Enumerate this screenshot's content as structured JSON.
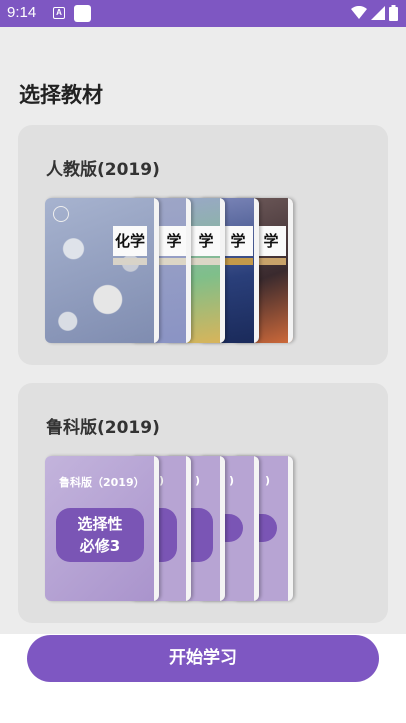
{
  "status_bar": {
    "time": "9:14",
    "notif_letter": "A"
  },
  "page": {
    "title": "选择教材"
  },
  "textbooks": [
    {
      "edition": "人教版(2019)",
      "cover_title": "化学",
      "cover_title_partial": "学"
    },
    {
      "edition": "鲁科版(2019)",
      "cover_edition": "鲁科版（2019）",
      "cover_partial": ")",
      "cover_badge_line1": "选择性",
      "cover_badge_line2": "必修3"
    }
  ],
  "actions": {
    "start_label": "开始学习"
  },
  "colors": {
    "accent": "#7e57c2",
    "card_bg": "#e0e0e0",
    "page_bg": "#ececec"
  }
}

-------

Requirement
Quote the data exactly, leaving every image out of the copy.

The response
Enumerate this screenshot's content as structured JSON.
{
  "status_bar": {
    "time": "9:14",
    "notif_letter": "A"
  },
  "page": {
    "title": "选择教材"
  },
  "textbooks": [
    {
      "edition": "人教版(2019)",
      "cover_title": "化学",
      "cover_title_partial": "学"
    },
    {
      "edition": "鲁科版(2019)",
      "cover_edition": "鲁科版（2019）",
      "cover_partial": ")",
      "cover_badge_line1": "选择性",
      "cover_badge_line2": "必修3"
    }
  ],
  "actions": {
    "start_label": "开始学习"
  },
  "colors": {
    "accent": "#7e57c2",
    "card_bg": "#e0e0e0",
    "page_bg": "#ececec"
  }
}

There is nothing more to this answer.